======== MATERIAL FOR THE TASK
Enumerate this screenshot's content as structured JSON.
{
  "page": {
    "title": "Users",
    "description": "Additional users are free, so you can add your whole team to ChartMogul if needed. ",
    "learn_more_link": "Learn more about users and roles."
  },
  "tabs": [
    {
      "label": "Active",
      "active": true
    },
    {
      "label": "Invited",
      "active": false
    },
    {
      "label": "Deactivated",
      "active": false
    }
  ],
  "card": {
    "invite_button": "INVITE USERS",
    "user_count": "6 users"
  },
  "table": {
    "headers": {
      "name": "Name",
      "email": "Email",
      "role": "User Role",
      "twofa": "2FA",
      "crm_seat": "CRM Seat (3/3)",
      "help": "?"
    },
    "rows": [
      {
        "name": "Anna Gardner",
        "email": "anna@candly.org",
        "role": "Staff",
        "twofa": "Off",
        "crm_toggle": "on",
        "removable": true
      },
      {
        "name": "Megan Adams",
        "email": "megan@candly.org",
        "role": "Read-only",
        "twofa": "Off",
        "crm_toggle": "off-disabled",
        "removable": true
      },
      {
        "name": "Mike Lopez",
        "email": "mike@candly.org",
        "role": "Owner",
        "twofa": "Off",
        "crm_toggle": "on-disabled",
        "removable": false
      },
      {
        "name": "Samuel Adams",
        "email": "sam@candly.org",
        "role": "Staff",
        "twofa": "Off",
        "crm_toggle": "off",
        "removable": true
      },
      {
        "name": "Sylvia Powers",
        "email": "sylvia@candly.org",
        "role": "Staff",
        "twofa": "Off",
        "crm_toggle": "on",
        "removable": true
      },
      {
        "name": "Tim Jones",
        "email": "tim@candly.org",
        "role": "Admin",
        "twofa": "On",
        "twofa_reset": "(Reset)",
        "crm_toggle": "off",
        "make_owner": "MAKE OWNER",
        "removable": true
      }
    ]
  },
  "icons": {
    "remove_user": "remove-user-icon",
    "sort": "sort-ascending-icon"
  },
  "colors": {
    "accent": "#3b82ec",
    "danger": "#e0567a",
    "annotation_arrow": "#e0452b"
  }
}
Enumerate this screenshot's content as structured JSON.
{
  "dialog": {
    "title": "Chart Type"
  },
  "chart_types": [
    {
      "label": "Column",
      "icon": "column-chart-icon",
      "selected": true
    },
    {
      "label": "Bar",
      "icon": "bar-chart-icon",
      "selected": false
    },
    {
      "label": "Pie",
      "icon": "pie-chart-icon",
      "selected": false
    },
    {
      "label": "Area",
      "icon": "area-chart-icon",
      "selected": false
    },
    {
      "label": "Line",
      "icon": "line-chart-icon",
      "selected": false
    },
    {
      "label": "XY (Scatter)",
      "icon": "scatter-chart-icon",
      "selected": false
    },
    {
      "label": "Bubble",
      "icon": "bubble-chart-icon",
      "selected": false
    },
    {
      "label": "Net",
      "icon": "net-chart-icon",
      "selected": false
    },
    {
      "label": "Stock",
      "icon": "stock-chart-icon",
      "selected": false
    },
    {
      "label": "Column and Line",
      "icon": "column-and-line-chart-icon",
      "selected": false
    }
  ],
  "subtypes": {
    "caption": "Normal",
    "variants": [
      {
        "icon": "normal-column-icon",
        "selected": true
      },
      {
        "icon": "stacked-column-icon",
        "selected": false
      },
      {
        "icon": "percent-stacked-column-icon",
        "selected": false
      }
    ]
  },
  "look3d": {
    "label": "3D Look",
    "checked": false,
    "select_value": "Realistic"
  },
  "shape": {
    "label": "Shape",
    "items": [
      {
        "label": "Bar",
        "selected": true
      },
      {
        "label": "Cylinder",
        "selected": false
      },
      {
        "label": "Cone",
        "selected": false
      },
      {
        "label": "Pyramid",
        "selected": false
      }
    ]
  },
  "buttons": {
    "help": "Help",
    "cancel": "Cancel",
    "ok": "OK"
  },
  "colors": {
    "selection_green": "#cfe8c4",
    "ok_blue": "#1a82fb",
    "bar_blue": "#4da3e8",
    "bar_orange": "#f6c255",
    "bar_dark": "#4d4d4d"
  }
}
================
**WHAT THE TASK ASKS:** Look through the entries and work out how many lines have the word "stacked" in them; reply with that number only.

**TASK SOLUTION:** 2